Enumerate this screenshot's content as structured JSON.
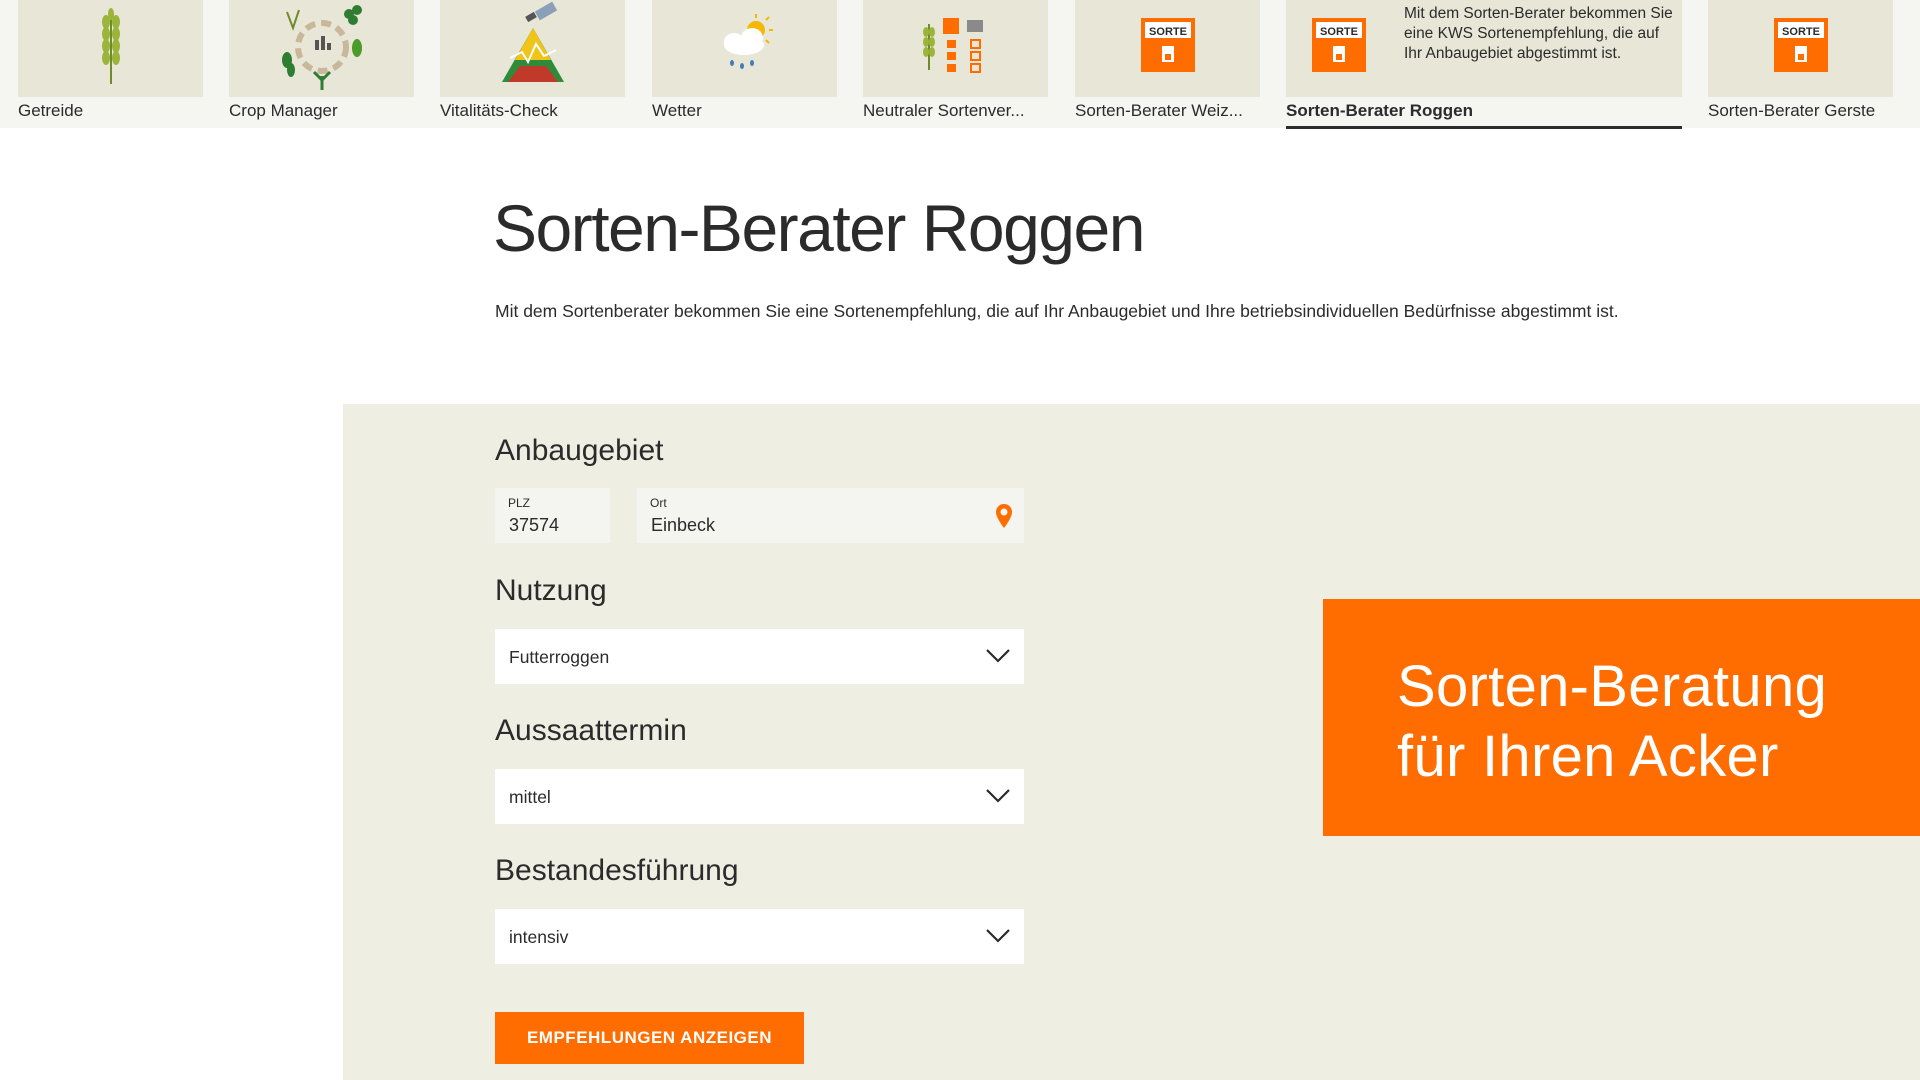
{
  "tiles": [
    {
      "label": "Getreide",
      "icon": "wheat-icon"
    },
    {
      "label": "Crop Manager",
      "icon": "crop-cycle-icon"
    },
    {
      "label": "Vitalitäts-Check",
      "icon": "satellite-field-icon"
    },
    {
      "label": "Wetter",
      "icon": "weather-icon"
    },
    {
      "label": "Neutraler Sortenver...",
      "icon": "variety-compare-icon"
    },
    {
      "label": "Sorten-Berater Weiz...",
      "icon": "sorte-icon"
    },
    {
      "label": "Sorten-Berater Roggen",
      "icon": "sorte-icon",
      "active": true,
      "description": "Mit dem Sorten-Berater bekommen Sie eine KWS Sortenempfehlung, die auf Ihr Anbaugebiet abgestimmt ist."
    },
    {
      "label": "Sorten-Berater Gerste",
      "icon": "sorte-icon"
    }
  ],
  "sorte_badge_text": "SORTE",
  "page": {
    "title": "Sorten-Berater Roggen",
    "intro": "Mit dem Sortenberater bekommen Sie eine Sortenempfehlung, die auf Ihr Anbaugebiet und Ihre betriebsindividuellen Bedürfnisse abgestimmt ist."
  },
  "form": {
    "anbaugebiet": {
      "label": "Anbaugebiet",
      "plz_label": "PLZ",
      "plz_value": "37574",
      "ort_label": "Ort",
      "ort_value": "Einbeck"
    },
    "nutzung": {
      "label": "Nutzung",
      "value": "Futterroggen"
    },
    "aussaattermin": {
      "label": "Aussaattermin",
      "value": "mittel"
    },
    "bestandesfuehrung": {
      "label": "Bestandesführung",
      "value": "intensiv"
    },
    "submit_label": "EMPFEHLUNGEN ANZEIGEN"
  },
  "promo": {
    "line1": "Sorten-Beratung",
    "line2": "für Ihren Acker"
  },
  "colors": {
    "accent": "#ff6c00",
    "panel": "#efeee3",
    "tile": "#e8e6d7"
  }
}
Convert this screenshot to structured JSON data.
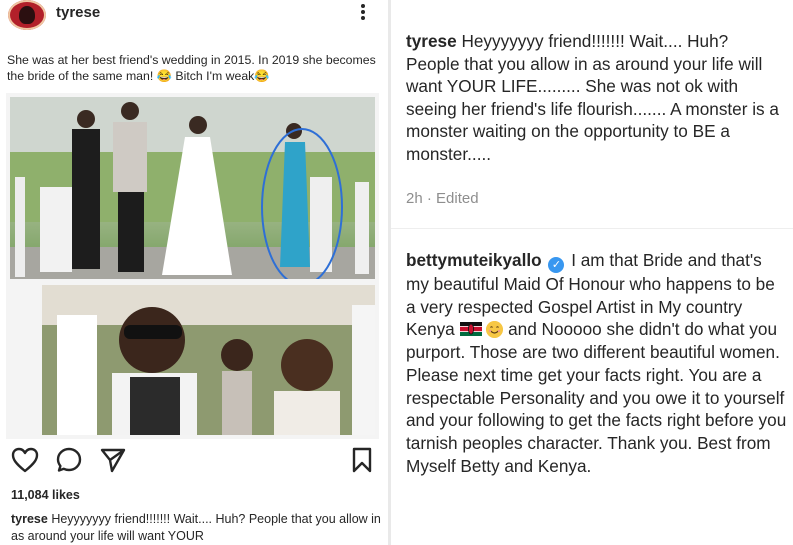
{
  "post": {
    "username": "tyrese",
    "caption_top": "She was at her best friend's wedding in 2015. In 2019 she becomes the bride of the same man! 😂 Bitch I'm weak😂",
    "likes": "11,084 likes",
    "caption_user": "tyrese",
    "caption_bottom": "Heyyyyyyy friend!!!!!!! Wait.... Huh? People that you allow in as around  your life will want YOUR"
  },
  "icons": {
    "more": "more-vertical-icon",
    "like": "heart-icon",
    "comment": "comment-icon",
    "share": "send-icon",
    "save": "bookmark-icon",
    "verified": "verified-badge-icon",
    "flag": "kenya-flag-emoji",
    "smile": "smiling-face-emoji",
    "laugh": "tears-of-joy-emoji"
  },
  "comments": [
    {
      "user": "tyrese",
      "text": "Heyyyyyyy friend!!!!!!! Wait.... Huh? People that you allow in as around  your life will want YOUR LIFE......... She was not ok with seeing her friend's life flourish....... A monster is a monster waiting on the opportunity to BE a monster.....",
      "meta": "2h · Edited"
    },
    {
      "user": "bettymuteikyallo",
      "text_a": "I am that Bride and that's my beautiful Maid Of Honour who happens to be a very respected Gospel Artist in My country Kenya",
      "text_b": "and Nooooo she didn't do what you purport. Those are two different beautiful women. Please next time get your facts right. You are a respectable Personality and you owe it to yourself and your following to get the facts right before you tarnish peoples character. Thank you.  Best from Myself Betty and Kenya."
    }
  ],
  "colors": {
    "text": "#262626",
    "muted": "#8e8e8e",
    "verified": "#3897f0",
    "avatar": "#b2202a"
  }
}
---
=== Task ===
Copy out the entries verbatim and leave the images out.

=== Exercise result ===
Enumerate this screenshot's content as structured JSON.
{
  "tiles": [
    {
      "label": "Getreide",
      "icon": "wheat-icon"
    },
    {
      "label": "Crop Manager",
      "icon": "crop-cycle-icon"
    },
    {
      "label": "Vitalitäts-Check",
      "icon": "satellite-field-icon"
    },
    {
      "label": "Wetter",
      "icon": "weather-icon"
    },
    {
      "label": "Neutraler Sortenver...",
      "icon": "variety-compare-icon"
    },
    {
      "label": "Sorten-Berater Weiz...",
      "icon": "sorte-icon"
    },
    {
      "label": "Sorten-Berater Roggen",
      "icon": "sorte-icon",
      "active": true,
      "description": "Mit dem Sorten-Berater bekommen Sie eine KWS Sortenempfehlung, die auf Ihr Anbaugebiet abgestimmt ist."
    },
    {
      "label": "Sorten-Berater Gerste",
      "icon": "sorte-icon"
    }
  ],
  "sorte_badge_text": "SORTE",
  "page": {
    "title": "Sorten-Berater Roggen",
    "intro": "Mit dem Sortenberater bekommen Sie eine Sortenempfehlung, die auf Ihr Anbaugebiet und Ihre betriebsindividuellen Bedürfnisse abgestimmt ist."
  },
  "form": {
    "anbaugebiet": {
      "label": "Anbaugebiet",
      "plz_label": "PLZ",
      "plz_value": "37574",
      "ort_label": "Ort",
      "ort_value": "Einbeck"
    },
    "nutzung": {
      "label": "Nutzung",
      "value": "Futterroggen"
    },
    "aussaattermin": {
      "label": "Aussaattermin",
      "value": "mittel"
    },
    "bestandesfuehrung": {
      "label": "Bestandesführung",
      "value": "intensiv"
    },
    "submit_label": "EMPFEHLUNGEN ANZEIGEN"
  },
  "promo": {
    "line1": "Sorten-Beratung",
    "line2": "für Ihren Acker"
  },
  "colors": {
    "accent": "#ff6c00",
    "panel": "#efeee3",
    "tile": "#e8e6d7"
  }
}
Convert this screenshot to structured JSON data.
{
  "post": {
    "username": "tyrese",
    "caption_top": "She was at her best friend's wedding in 2015. In 2019 she becomes the bride of the same man! 😂 Bitch I'm weak😂",
    "likes": "11,084 likes",
    "caption_user": "tyrese",
    "caption_bottom": "Heyyyyyyy friend!!!!!!! Wait.... Huh? People that you allow in as around  your life will want YOUR"
  },
  "icons": {
    "more": "more-vertical-icon",
    "like": "heart-icon",
    "comment": "comment-icon",
    "share": "send-icon",
    "save": "bookmark-icon",
    "verified": "verified-badge-icon",
    "flag": "kenya-flag-emoji",
    "smile": "smiling-face-emoji",
    "laugh": "tears-of-joy-emoji"
  },
  "comments": [
    {
      "user": "tyrese",
      "text": "Heyyyyyyy friend!!!!!!! Wait.... Huh? People that you allow in as around  your life will want YOUR LIFE......... She was not ok with seeing her friend's life flourish....... A monster is a monster waiting on the opportunity to BE a monster.....",
      "meta": "2h · Edited"
    },
    {
      "user": "bettymuteikyallo",
      "text_a": "I am that Bride and that's my beautiful Maid Of Honour who happens to be a very respected Gospel Artist in My country Kenya",
      "text_b": "and Nooooo she didn't do what you purport. Those are two different beautiful women. Please next time get your facts right. You are a respectable Personality and you owe it to yourself and your following to get the facts right before you tarnish peoples character. Thank you.  Best from Myself Betty and Kenya."
    }
  ],
  "colors": {
    "text": "#262626",
    "muted": "#8e8e8e",
    "verified": "#3897f0",
    "avatar": "#b2202a"
  }
}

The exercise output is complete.